# Task brief:
Look through the data for the string "image". Copy every line where it is found.
** Begin Provided information **
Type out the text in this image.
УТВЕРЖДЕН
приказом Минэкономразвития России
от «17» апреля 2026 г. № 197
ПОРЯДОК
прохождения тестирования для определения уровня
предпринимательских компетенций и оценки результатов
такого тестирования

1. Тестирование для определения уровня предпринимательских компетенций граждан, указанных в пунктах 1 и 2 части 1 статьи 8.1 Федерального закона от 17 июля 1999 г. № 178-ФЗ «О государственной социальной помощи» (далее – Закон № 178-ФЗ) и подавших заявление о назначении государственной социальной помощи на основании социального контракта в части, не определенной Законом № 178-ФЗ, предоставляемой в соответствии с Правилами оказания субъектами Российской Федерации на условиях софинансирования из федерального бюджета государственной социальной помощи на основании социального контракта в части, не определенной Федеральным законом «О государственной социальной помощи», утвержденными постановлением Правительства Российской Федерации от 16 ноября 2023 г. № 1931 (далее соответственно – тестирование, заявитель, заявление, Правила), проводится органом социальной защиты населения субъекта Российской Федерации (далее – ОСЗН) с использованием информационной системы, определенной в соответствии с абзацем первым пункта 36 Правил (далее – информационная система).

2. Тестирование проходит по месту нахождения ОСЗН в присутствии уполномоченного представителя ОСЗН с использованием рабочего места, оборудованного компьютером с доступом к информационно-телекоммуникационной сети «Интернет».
** End Provided information **
** Begin Provided information **
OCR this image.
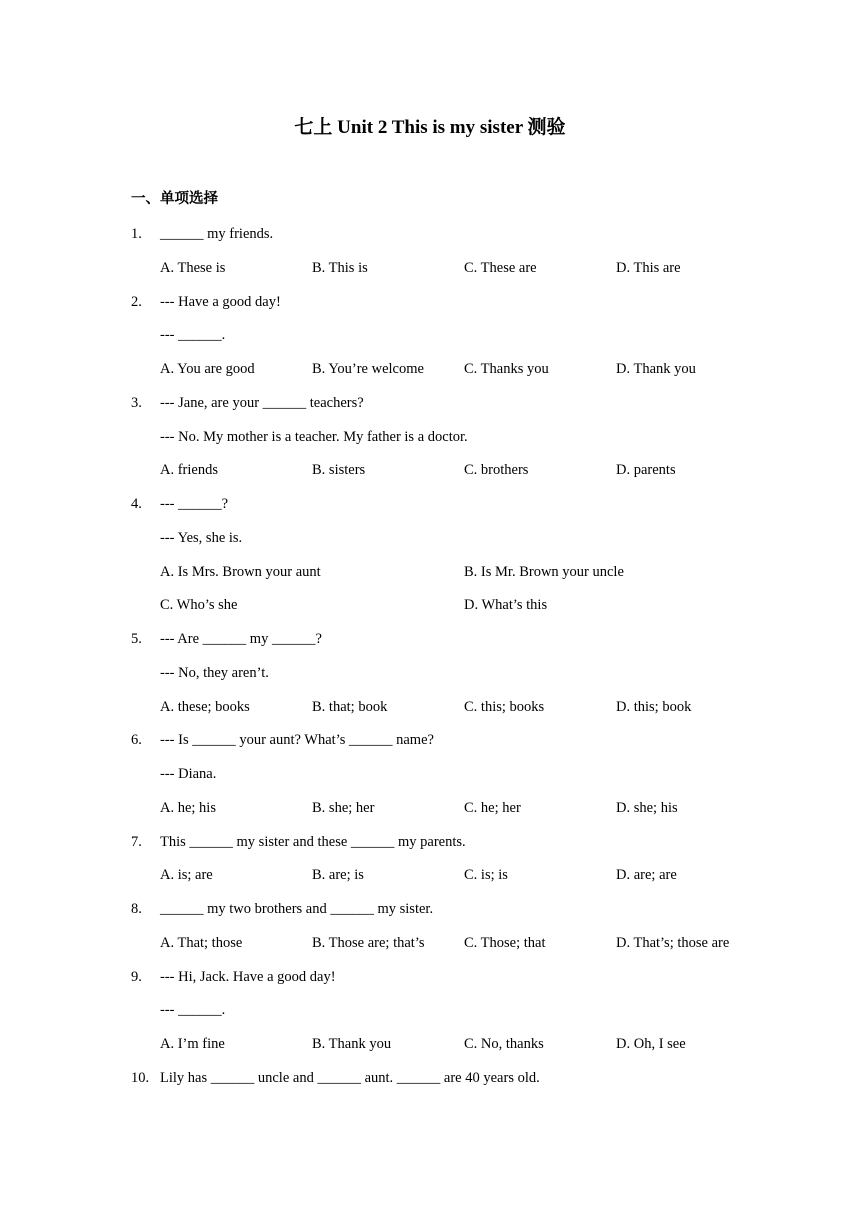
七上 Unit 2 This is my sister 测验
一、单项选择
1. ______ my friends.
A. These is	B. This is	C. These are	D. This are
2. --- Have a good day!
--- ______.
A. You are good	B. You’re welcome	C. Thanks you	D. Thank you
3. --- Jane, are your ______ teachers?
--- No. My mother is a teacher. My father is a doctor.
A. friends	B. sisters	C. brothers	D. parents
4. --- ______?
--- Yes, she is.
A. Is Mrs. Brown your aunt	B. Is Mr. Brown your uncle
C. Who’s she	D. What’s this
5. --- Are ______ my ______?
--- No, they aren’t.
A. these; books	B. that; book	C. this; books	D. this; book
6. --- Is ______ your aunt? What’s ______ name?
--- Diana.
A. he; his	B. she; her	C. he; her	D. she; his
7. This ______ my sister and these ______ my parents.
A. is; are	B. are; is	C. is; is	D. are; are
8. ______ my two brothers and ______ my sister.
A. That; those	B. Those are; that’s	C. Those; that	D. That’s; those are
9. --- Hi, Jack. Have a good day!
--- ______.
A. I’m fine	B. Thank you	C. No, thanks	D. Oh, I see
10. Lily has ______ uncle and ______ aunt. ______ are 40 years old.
** End Provided information **
# Result of the task:
Type out the text in this image.
OCR this image.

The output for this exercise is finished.